— START OF Materials provided —

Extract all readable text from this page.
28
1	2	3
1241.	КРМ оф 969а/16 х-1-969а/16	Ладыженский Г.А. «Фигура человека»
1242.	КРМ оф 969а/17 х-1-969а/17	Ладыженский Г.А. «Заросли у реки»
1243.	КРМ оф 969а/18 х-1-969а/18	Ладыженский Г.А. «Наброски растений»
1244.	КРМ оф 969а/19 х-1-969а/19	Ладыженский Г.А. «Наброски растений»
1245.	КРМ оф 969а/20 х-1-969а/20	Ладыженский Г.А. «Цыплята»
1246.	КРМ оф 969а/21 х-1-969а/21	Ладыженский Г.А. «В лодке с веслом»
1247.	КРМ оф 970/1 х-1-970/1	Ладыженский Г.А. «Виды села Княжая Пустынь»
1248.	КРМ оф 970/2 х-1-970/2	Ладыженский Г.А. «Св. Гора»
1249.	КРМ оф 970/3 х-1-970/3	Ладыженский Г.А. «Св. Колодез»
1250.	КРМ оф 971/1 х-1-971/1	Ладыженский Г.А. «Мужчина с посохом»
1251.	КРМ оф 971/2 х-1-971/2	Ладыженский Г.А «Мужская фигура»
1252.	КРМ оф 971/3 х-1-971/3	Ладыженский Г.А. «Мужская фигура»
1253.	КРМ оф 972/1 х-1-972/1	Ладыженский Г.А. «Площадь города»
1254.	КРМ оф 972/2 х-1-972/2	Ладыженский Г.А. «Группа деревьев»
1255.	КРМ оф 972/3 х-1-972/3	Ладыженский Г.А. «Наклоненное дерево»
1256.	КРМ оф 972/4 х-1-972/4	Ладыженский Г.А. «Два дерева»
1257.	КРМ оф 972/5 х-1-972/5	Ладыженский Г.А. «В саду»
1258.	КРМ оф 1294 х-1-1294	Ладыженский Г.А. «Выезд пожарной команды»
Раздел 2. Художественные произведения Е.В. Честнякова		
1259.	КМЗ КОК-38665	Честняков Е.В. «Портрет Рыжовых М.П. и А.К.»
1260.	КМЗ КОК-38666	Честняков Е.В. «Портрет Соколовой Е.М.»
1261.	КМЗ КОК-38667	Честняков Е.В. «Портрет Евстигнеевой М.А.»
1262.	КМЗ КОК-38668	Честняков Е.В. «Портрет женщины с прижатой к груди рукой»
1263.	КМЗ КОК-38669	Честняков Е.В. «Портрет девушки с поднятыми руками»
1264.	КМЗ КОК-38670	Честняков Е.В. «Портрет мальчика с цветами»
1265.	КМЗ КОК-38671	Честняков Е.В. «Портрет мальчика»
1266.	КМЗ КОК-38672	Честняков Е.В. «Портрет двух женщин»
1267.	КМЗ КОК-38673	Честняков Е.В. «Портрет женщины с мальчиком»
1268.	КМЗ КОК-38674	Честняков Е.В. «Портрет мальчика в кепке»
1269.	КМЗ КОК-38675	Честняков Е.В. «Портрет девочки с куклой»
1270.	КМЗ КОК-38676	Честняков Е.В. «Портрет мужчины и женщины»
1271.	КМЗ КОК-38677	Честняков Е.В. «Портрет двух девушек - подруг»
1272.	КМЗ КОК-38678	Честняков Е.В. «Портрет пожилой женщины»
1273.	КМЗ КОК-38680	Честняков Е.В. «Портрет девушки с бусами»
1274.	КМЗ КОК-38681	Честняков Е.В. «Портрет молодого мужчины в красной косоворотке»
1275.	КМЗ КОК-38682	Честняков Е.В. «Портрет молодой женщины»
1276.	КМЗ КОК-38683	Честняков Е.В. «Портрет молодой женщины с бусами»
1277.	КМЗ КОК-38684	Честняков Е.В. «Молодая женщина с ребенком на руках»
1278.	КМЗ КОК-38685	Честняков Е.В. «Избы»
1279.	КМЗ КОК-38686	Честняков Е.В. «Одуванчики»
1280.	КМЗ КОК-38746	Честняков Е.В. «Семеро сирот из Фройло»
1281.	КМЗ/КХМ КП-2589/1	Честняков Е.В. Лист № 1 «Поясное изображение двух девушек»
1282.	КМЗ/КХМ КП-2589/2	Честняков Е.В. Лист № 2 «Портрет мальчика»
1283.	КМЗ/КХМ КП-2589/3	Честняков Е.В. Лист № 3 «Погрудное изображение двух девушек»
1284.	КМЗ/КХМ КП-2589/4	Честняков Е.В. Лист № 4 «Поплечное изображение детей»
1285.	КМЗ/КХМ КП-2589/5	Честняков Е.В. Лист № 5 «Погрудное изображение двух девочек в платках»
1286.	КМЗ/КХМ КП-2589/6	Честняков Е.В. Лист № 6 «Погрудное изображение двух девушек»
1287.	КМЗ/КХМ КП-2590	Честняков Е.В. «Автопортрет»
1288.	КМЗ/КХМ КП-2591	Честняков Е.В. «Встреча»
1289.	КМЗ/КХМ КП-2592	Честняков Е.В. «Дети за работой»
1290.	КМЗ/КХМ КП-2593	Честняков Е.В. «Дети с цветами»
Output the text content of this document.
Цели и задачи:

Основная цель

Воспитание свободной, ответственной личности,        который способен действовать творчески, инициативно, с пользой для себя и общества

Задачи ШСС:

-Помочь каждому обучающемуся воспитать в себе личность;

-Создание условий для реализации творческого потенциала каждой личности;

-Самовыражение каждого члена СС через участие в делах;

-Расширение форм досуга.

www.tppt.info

— END OF Materials provided —

Stated goal:
Lines from the one containing "Output the text content of this document." through the final line are to be given again verbatim, with nothing before or after.

Task solution:
Output the text content of this document.
Цели и задачи:

Основная цель

Воспитание свободной, ответственной личности,        который способен действовать творчески, инициативно, с пользой для себя и общества

Задачи ШСС:

-Помочь каждому обучающемуся воспитать в себе личность;

-Создание условий для реализации творческого потенциала каждой личности;

-Самовыражение каждого члена СС через участие в делах;

-Расширение форм досуга.

www.tppt.info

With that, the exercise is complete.